Short problem: Return all of the lines below exactly as they are.
### The records
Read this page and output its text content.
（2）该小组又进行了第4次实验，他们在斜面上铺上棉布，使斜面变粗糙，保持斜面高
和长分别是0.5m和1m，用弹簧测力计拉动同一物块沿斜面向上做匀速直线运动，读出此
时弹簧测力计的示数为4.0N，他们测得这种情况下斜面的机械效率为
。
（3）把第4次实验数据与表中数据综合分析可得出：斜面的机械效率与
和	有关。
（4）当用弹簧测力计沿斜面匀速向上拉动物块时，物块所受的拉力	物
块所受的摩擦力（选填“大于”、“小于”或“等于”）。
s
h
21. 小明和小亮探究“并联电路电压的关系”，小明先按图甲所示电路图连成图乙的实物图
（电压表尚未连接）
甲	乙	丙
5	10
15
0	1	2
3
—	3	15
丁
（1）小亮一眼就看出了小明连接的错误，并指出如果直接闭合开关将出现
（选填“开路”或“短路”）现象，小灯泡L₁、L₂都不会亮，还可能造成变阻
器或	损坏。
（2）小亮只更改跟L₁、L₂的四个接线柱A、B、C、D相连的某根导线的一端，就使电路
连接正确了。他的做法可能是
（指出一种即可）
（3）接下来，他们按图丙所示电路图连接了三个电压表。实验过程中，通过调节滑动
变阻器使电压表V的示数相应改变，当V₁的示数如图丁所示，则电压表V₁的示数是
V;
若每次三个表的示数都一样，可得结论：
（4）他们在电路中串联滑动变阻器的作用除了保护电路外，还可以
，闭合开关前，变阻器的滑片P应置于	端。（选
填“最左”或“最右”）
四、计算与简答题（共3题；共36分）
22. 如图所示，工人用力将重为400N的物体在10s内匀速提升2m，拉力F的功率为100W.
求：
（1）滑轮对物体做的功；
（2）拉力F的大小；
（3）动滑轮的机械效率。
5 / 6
######
Right answer:
Read this page and output its text content.
（2）该小组又进行了第4次实验，他们在斜面上铺上棉布，使斜面变粗糙，保持斜面高
和长分别是0.5m和1m，用弹簧测力计拉动同一物块沿斜面向上做匀速直线运动，读出此
时弹簧测力计的示数为4.0N，他们测得这种情况下斜面的机械效率为
。
（3）把第4次实验数据与表中数据综合分析可得出：斜面的机械效率与
和	有关。
（4）当用弹簧测力计沿斜面匀速向上拉动物块时，物块所受的拉力	物
块所受的摩擦力（选填“大于”、“小于”或“等于”）。
s
h
21. 小明和小亮探究“并联电路电压的关系”，小明先按图甲所示电路图连成图乙的实物图
（电压表尚未连接）
甲	乙	丙
5	10
15
0	1	2
3
—	3	15
丁
（1）小亮一眼就看出了小明连接的错误，并指出如果直接闭合开关将出现
（选填“开路”或“短路”）现象，小灯泡L₁、L₂都不会亮，还可能造成变阻
器或	损坏。
（2）小亮只更改跟L₁、L₂的四个接线柱A、B、C、D相连的某根导线的一端，就使电路
连接正确了。他的做法可能是
（指出一种即可）
（3）接下来，他们按图丙所示电路图连接了三个电压表。实验过程中，通过调节滑动
变阻器使电压表V的示数相应改变，当V₁的示数如图丁所示，则电压表V₁的示数是
V;
若每次三个表的示数都一样，可得结论：
（4）他们在电路中串联滑动变阻器的作用除了保护电路外，还可以
，闭合开关前，变阻器的滑片P应置于	端。（选
填“最左”或“最右”）
四、计算与简答题（共3题；共36分）
22. 如图所示，工人用力将重为400N的物体在10s内匀速提升2m，拉力F的功率为100W.
求：
（1）滑轮对物体做的功；
（2）拉力F的大小；
（3）动滑轮的机械效率。
5 / 6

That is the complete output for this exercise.